* _Stored records_:

[start]

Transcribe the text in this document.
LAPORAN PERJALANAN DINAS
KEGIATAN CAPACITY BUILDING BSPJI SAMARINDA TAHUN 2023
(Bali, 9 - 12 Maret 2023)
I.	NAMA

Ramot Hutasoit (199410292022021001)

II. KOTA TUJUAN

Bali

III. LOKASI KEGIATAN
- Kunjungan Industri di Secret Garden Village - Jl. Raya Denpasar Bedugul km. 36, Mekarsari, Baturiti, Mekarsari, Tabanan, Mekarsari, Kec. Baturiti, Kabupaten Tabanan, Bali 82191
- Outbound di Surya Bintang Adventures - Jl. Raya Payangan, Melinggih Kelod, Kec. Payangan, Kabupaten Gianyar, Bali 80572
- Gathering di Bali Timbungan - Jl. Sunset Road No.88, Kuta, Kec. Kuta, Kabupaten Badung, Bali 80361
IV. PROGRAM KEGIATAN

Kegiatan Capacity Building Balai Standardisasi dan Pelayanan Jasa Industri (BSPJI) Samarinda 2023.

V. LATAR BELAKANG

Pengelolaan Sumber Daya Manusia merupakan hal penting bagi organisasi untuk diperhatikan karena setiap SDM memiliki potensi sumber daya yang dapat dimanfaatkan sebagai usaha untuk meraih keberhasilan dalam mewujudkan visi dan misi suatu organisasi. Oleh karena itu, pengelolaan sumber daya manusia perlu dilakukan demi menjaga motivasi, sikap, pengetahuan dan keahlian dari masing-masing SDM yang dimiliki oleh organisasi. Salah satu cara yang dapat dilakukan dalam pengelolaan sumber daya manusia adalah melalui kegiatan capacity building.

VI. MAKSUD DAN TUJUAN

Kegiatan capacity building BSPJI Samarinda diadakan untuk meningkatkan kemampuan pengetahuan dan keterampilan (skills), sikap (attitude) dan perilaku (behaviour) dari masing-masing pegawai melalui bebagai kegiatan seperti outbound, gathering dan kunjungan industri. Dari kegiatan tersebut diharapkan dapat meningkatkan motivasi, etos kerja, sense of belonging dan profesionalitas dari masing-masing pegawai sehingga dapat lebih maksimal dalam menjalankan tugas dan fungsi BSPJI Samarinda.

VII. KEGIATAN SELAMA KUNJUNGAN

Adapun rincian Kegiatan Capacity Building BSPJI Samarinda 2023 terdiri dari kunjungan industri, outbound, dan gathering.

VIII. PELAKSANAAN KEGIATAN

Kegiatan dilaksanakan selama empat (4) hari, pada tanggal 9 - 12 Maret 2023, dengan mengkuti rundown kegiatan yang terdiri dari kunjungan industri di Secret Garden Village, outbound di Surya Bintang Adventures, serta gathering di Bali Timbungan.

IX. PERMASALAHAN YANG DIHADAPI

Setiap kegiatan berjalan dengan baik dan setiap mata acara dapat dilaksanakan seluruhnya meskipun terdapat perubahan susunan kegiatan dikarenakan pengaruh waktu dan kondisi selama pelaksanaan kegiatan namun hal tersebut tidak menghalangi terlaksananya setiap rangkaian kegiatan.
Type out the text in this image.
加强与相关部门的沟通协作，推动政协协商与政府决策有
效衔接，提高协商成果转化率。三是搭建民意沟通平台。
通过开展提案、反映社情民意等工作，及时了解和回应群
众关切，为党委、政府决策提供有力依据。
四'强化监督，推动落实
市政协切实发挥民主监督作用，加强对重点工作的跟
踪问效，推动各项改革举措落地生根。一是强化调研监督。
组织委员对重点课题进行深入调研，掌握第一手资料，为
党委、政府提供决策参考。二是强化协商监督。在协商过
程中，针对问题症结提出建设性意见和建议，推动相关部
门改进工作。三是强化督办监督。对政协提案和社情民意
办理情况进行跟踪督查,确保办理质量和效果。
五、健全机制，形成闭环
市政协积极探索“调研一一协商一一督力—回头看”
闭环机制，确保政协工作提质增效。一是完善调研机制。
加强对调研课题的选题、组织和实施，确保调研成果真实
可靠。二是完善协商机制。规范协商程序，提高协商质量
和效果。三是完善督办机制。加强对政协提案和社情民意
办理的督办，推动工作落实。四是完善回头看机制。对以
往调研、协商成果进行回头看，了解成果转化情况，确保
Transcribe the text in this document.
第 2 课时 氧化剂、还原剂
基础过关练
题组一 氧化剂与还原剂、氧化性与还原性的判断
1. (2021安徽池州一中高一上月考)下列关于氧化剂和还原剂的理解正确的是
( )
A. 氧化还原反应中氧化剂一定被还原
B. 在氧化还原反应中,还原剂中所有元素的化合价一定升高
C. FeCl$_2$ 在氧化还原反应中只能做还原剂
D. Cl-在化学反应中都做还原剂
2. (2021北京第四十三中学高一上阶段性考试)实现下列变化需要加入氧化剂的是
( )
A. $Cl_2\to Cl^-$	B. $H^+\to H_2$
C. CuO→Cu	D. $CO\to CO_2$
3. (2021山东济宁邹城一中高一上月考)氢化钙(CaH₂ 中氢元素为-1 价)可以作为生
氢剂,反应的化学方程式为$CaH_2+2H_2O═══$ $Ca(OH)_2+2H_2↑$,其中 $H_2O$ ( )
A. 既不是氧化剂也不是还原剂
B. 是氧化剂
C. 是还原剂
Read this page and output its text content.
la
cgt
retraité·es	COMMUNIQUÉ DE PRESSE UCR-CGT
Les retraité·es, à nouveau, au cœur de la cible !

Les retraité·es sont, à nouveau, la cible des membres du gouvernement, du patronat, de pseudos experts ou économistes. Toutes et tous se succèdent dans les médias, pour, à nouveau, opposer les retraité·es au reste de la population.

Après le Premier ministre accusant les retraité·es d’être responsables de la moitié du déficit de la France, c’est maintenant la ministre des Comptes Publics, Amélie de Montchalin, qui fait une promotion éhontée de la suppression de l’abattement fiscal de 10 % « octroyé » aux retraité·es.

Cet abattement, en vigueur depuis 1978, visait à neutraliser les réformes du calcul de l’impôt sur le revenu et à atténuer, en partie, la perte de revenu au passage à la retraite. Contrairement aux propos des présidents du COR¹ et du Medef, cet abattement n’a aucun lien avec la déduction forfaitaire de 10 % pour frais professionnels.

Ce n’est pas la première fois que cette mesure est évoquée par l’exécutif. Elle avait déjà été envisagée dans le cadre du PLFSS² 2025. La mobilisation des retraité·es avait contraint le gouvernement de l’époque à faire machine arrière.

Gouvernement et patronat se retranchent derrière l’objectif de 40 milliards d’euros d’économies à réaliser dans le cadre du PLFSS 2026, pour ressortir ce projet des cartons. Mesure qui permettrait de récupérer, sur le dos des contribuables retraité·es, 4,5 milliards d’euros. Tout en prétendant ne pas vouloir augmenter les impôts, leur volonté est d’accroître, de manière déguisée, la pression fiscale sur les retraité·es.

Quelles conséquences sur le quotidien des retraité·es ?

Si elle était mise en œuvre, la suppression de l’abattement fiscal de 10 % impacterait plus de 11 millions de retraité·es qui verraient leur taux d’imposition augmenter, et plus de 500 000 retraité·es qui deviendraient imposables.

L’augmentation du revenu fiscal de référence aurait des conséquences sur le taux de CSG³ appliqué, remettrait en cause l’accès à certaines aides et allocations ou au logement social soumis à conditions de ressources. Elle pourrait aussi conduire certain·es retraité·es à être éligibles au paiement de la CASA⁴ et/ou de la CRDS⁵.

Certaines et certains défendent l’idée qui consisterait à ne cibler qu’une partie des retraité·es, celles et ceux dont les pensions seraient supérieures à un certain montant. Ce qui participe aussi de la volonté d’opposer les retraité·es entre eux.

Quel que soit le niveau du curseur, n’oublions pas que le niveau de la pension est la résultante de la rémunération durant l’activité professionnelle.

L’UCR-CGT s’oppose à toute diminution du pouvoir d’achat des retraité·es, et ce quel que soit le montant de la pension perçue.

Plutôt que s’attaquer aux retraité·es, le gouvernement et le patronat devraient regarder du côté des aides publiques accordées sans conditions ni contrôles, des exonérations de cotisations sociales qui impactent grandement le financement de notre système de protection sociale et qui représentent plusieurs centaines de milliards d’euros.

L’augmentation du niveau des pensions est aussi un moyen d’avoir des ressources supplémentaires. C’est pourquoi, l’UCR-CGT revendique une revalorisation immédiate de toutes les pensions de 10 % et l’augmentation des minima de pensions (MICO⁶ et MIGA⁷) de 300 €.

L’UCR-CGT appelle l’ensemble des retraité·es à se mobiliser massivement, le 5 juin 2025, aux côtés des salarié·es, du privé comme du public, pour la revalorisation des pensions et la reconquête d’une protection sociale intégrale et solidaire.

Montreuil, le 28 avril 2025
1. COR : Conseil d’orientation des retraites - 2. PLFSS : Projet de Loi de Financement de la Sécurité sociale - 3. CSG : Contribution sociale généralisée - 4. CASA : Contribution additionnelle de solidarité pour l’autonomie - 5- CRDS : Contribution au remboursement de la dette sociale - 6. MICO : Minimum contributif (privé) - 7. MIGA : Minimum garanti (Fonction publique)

[end]

Collect the complete line wherever the string "être" appears in the records.

* _Answer to this exercise_:
Après le Premier ministre accusant les retraité·es d’être responsables de la moitié du déficit de la France, c’est maintenant la ministre des Comptes Publics, Amélie de Montchalin, qui fait une promotion éhontée de la suppression de l’abattement fiscal de 10 % « octroyé » aux retraité·es.
L’augmentation du revenu fiscal de référence aurait des conséquences sur le taux de CSG³ appliqué, remettrait en cause l’accès à certaines aides et allocations ou au logement social soumis à conditions de ressources. Elle pourrait aussi conduire certain·es retraité·es à être éligibles au paiement de la CASA⁴ et/ou de la CRDS⁵.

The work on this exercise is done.